Rows from a figure dataset
·····
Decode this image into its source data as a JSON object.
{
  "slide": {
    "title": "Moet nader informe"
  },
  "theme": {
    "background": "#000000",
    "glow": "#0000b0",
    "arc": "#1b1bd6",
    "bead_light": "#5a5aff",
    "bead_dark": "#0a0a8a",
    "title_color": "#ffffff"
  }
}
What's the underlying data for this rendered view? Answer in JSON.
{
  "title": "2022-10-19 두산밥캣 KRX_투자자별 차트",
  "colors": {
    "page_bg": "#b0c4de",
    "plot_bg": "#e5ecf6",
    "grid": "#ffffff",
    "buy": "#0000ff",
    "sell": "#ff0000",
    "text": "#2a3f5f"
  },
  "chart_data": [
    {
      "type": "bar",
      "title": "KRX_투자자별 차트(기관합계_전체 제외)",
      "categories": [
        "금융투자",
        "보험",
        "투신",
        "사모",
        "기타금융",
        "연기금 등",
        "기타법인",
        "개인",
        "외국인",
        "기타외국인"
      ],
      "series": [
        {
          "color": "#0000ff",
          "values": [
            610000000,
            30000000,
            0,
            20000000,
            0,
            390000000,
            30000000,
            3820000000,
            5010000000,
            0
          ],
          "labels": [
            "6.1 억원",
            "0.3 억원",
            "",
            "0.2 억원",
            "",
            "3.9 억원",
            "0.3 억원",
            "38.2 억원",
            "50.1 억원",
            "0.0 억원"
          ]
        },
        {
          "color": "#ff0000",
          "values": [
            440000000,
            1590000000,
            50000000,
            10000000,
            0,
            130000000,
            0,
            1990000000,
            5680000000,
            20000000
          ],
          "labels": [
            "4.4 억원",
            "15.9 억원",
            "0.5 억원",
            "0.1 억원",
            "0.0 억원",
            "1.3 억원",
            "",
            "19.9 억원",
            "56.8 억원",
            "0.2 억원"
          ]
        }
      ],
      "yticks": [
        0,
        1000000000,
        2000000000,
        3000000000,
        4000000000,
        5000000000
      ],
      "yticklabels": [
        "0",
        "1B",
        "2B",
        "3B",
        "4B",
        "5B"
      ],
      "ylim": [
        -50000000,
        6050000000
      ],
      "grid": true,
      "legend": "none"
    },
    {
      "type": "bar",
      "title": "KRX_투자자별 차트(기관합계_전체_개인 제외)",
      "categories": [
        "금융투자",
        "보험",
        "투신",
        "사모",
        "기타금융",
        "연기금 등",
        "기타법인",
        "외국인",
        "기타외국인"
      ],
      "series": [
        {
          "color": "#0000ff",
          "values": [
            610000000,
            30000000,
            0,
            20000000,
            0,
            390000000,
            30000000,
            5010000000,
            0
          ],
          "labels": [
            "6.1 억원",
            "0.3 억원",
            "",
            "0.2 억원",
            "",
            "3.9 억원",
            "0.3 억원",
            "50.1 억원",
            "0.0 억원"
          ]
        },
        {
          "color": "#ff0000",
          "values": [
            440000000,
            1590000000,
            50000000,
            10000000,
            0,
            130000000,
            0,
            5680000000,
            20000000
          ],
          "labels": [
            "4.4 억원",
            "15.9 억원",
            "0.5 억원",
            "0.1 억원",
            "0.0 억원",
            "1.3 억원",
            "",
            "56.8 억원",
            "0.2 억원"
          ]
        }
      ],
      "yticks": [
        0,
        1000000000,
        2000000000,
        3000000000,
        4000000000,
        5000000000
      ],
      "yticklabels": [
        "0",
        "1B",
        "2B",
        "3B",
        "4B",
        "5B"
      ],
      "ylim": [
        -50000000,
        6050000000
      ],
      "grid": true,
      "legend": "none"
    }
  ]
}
·····
Your goal: Reproduce the material above without altering a single character.

Exercise result:
Decode this image into its source data as a JSON object.
{
  "slide": {
    "title": "Moet nader informe"
  },
  "theme": {
    "background": "#000000",
    "glow": "#0000b0",
    "arc": "#1b1bd6",
    "bead_light": "#5a5aff",
    "bead_dark": "#0a0a8a",
    "title_color": "#ffffff"
  }
}
What's the underlying data for this rendered view? Answer in JSON.
{
  "title": "2022-10-19 두산밥캣 KRX_투자자별 차트",
  "colors": {
    "page_bg": "#b0c4de",
    "plot_bg": "#e5ecf6",
    "grid": "#ffffff",
    "buy": "#0000ff",
    "sell": "#ff0000",
    "text": "#2a3f5f"
  },
  "chart_data": [
    {
      "type": "bar",
      "title": "KRX_투자자별 차트(기관합계_전체 제외)",
      "categories": [
        "금융투자",
        "보험",
        "투신",
        "사모",
        "기타금융",
        "연기금 등",
        "기타법인",
        "개인",
        "외국인",
        "기타외국인"
      ],
      "series": [
        {
          "color": "#0000ff",
          "values": [
            610000000,
            30000000,
            0,
            20000000,
            0,
            390000000,
            30000000,
            3820000000,
            5010000000,
            0
          ],
          "labels": [
            "6.1 억원",
            "0.3 억원",
            "",
            "0.2 억원",
            "",
            "3.9 억원",
            "0.3 억원",
            "38.2 억원",
            "50.1 억원",
            "0.0 억원"
          ]
        },
        {
          "color": "#ff0000",
          "values": [
            440000000,
            1590000000,
            50000000,
            10000000,
            0,
            130000000,
            0,
            1990000000,
            5680000000,
            20000000
          ],
          "labels": [
            "4.4 억원",
            "15.9 억원",
            "0.5 억원",
            "0.1 억원",
            "0.0 억원",
            "1.3 억원",
            "",
            "19.9 억원",
            "56.8 억원",
            "0.2 억원"
          ]
        }
      ],
      "yticks": [
        0,
        1000000000,
        2000000000,
        3000000000,
        4000000000,
        5000000000
      ],
      "yticklabels": [
        "0",
        "1B",
        "2B",
        "3B",
        "4B",
        "5B"
      ],
      "ylim": [
        -50000000,
        6050000000
      ],
      "grid": true,
      "legend": "none"
    },
    {
      "type": "bar",
      "title": "KRX_투자자별 차트(기관합계_전체_개인 제외)",
      "categories": [
        "금융투자",
        "보험",
        "투신",
        "사모",
        "기타금융",
        "연기금 등",
        "기타법인",
        "외국인",
        "기타외국인"
      ],
      "series": [
        {
          "color": "#0000ff",
          "values": [
            610000000,
            30000000,
            0,
            20000000,
            0,
            390000000,
            30000000,
            5010000000,
            0
          ],
          "labels": [
            "6.1 억원",
            "0.3 억원",
            "",
            "0.2 억원",
            "",
            "3.9 억원",
            "0.3 억원",
            "50.1 억원",
            "0.0 억원"
          ]
        },
        {
          "color": "#ff0000",
          "values": [
            440000000,
            1590000000,
            50000000,
            10000000,
            0,
            130000000,
            0,
            5680000000,
            20000000
          ],
          "labels": [
            "4.4 억원",
            "15.9 억원",
            "0.5 억원",
            "0.1 억원",
            "0.0 억원",
            "1.3 억원",
            "",
            "56.8 억원",
            "0.2 억원"
          ]
        }
      ],
      "yticks": [
        0,
        1000000000,
        2000000000,
        3000000000,
        4000000000,
        5000000000
      ],
      "yticklabels": [
        "0",
        "1B",
        "2B",
        "3B",
        "4B",
        "5B"
      ],
      "ylim": [
        -50000000,
        6050000000
      ],
      "grid": true,
      "legend": "none"
    }
  ]
}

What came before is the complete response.